What needs to be done:
Please update the stretch of rows from "rain-xtick-label: 16 (332, 636, 346, 651)" through "temp-ytick-label: 20 (43, 188, 57, 203)" by changing "dir-point" to "direction-point" and leaving everything else the same. Return only those rows.

Task data:
========================================
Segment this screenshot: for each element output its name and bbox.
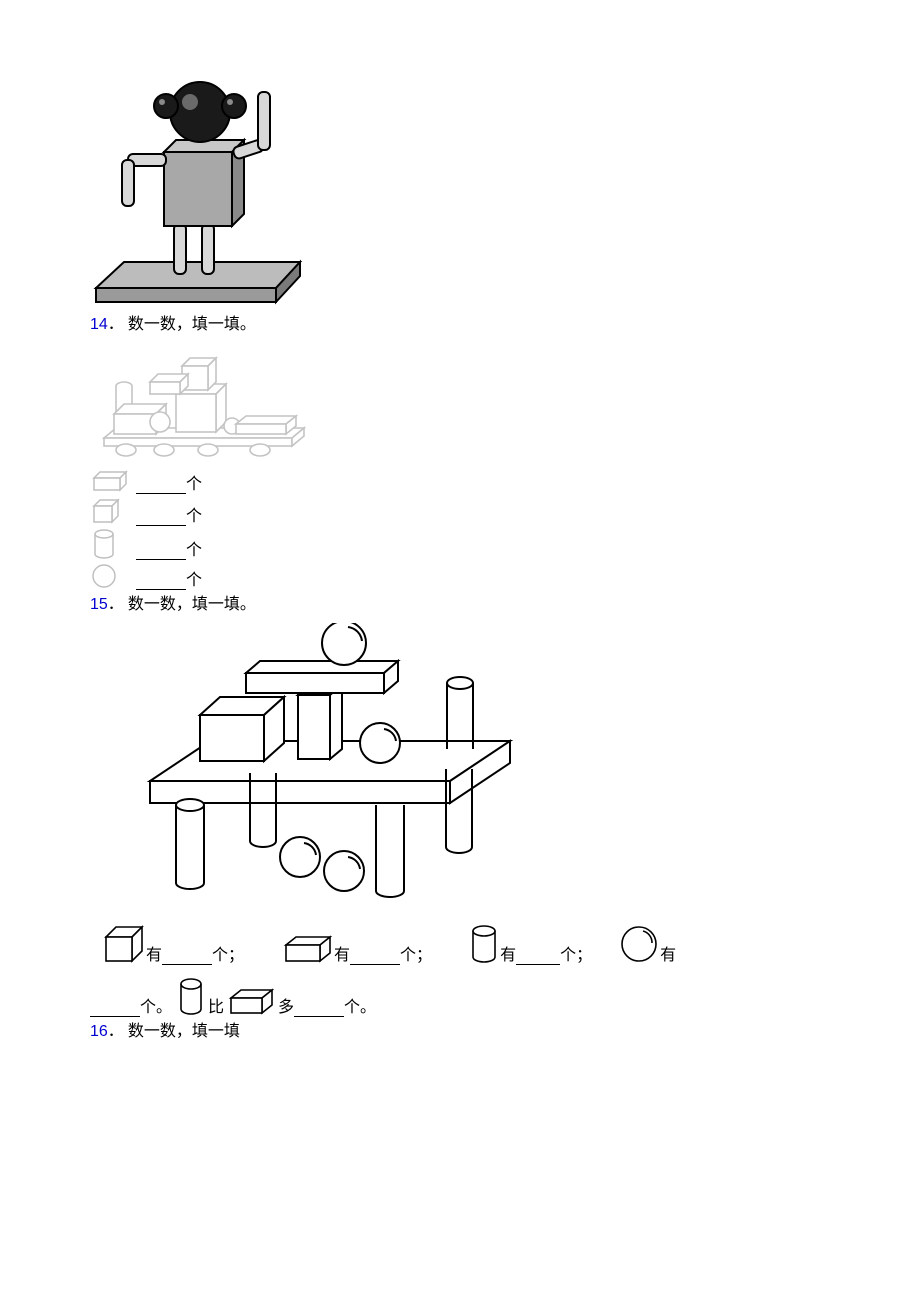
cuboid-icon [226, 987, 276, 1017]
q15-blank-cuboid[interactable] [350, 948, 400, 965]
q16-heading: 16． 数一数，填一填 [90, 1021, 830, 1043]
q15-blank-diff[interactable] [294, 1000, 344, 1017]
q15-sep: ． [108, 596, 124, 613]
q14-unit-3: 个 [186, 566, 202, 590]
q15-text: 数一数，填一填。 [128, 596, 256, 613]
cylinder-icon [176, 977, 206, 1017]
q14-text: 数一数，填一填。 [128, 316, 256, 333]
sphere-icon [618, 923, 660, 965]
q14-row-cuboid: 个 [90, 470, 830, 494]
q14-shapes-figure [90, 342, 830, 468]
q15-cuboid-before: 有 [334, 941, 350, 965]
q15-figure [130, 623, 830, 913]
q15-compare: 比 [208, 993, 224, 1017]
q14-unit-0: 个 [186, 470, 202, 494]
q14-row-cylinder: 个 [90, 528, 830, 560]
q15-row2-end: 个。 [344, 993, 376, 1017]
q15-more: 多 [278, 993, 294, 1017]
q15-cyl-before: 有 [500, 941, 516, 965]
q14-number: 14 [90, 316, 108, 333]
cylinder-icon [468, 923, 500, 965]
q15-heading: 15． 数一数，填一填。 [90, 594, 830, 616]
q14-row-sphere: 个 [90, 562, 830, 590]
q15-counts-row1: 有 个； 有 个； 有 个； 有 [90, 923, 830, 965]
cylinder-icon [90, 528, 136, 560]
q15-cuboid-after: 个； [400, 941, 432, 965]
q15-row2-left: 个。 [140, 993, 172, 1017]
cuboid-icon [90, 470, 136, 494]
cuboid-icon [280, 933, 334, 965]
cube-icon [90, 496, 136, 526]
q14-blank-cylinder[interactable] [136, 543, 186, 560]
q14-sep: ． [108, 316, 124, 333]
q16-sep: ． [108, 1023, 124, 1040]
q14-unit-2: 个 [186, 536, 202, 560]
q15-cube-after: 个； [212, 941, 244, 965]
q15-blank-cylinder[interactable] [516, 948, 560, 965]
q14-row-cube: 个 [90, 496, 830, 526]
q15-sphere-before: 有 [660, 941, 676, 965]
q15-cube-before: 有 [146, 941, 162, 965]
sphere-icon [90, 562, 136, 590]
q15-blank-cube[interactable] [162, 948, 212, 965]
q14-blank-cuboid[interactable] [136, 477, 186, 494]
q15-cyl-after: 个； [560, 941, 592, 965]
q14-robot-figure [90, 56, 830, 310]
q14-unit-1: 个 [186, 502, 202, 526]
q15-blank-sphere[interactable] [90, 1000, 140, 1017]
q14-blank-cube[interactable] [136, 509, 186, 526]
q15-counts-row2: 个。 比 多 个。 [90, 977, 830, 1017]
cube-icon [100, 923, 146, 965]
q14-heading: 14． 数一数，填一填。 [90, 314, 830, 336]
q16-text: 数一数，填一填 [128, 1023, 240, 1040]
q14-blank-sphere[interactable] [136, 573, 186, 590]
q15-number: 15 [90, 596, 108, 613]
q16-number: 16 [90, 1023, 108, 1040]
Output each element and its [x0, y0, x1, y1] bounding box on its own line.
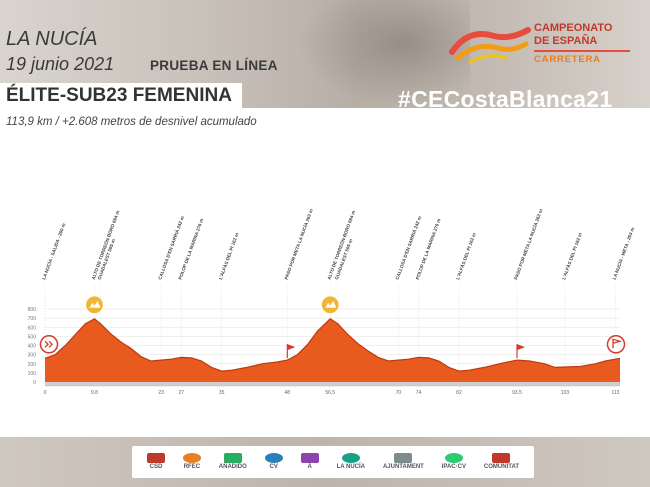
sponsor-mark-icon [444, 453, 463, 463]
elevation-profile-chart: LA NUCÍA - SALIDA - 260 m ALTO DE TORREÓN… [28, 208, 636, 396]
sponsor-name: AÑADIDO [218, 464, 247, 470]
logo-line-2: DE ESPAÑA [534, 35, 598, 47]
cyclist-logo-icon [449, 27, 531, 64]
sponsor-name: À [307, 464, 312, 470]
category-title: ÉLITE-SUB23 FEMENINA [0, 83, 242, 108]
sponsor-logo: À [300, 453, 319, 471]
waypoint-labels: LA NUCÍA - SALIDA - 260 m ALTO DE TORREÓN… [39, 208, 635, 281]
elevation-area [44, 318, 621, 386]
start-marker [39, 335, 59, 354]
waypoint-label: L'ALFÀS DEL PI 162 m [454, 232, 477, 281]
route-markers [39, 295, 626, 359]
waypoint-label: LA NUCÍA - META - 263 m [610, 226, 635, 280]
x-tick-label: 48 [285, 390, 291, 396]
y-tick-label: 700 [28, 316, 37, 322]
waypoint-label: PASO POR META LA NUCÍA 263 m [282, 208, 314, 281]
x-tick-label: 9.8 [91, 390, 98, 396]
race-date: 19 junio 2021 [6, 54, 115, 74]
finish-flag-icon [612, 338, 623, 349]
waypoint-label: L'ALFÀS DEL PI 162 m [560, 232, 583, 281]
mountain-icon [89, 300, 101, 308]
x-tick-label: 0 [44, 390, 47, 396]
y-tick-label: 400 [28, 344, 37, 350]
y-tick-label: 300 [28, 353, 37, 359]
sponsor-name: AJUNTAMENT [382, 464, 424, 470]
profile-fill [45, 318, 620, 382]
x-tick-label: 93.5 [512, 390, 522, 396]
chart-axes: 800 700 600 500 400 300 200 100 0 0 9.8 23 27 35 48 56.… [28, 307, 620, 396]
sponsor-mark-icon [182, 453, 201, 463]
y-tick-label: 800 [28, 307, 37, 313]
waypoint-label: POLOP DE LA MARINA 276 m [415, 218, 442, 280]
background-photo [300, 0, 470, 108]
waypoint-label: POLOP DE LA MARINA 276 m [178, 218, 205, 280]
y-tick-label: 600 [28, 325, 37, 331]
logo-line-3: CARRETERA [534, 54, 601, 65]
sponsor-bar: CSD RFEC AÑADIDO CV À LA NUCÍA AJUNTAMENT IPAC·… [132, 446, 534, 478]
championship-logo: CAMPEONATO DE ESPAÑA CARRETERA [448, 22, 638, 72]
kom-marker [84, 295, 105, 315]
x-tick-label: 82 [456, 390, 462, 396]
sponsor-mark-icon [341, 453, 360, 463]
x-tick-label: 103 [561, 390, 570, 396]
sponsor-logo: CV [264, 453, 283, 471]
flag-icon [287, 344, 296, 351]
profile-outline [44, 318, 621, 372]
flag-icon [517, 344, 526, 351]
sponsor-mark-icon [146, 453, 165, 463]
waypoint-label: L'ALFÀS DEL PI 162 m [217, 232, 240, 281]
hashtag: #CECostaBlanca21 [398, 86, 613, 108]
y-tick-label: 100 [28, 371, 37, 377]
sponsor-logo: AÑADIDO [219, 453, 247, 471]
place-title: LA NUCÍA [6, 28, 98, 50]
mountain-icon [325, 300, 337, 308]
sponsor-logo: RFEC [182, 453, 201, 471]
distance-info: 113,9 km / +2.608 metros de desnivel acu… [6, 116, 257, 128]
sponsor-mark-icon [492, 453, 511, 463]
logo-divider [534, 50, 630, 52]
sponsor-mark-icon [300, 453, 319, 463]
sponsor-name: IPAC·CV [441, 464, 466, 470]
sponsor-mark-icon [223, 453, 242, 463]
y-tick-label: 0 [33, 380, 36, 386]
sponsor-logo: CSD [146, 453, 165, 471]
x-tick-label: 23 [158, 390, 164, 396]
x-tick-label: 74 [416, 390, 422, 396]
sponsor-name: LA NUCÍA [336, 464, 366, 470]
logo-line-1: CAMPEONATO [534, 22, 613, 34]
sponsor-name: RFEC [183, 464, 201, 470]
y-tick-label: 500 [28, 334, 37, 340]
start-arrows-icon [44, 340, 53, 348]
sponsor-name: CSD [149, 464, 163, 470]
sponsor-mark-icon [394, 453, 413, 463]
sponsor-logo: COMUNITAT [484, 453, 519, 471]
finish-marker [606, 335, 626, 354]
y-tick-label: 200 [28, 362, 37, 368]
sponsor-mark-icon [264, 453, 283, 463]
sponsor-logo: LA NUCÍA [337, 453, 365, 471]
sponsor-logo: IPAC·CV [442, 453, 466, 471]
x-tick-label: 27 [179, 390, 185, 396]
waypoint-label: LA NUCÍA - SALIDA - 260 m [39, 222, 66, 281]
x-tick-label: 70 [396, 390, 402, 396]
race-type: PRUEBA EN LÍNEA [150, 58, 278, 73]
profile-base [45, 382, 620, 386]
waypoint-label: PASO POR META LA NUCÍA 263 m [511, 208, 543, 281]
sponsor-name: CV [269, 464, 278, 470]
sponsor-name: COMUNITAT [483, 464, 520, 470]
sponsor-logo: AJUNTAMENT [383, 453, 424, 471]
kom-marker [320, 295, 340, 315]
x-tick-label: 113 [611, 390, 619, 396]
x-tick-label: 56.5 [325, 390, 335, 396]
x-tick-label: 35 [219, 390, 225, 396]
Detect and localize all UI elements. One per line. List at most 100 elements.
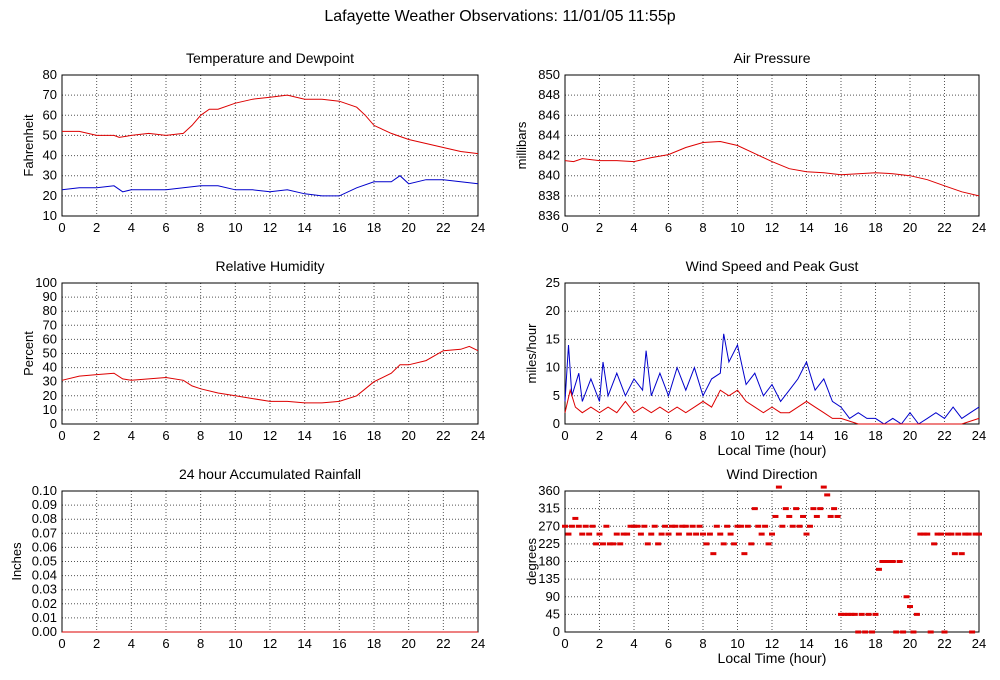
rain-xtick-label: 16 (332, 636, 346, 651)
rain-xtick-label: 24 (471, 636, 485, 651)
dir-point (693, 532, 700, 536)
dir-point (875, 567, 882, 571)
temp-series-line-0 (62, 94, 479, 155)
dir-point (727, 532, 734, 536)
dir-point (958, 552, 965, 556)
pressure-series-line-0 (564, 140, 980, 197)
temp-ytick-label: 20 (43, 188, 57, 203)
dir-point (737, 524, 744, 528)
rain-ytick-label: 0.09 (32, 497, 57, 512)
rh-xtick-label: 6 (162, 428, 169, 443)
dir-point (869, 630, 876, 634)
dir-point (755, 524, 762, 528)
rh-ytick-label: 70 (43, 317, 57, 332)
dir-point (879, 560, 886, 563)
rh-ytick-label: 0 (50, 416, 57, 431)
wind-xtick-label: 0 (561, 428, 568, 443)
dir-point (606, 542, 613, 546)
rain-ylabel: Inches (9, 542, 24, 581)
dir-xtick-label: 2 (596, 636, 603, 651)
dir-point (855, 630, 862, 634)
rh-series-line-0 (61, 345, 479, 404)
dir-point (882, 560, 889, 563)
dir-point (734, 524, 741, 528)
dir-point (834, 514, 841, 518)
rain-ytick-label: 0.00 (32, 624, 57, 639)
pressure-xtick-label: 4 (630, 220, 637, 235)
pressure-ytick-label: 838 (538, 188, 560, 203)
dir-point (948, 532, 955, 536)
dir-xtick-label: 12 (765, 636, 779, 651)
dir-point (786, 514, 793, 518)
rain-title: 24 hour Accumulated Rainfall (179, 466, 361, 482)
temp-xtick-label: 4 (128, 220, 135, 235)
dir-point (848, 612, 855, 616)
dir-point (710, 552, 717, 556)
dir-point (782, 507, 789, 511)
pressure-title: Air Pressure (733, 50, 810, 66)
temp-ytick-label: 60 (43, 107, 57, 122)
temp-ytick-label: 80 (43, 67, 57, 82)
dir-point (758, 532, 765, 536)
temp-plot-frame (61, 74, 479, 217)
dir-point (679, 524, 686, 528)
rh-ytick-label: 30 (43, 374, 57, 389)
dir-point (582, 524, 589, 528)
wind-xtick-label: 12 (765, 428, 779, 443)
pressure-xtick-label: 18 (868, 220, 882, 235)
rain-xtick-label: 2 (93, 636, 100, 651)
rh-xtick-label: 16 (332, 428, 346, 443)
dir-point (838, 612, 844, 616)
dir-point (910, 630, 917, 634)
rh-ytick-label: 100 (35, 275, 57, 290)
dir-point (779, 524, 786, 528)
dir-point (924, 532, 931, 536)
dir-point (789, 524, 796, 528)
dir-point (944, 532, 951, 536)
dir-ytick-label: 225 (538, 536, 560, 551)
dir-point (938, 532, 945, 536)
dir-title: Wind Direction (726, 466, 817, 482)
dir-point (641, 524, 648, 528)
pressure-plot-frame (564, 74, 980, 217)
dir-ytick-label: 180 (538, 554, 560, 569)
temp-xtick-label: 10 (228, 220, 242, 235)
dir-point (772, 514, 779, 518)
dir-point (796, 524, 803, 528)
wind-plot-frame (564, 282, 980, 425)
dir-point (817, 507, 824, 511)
========================================
Response:
rain-xtick-label: 16 (332, 636, 346, 651)
rain-xtick-label: 24 (471, 636, 485, 651)
direction-point (693, 532, 700, 536)
direction-point (875, 567, 882, 571)
temp-series-line-0 (62, 94, 479, 155)
direction-point (727, 532, 734, 536)
direction-point (958, 552, 965, 556)
pressure-series-line-0 (564, 140, 980, 197)
temp-ytick-label: 20 (43, 188, 57, 203)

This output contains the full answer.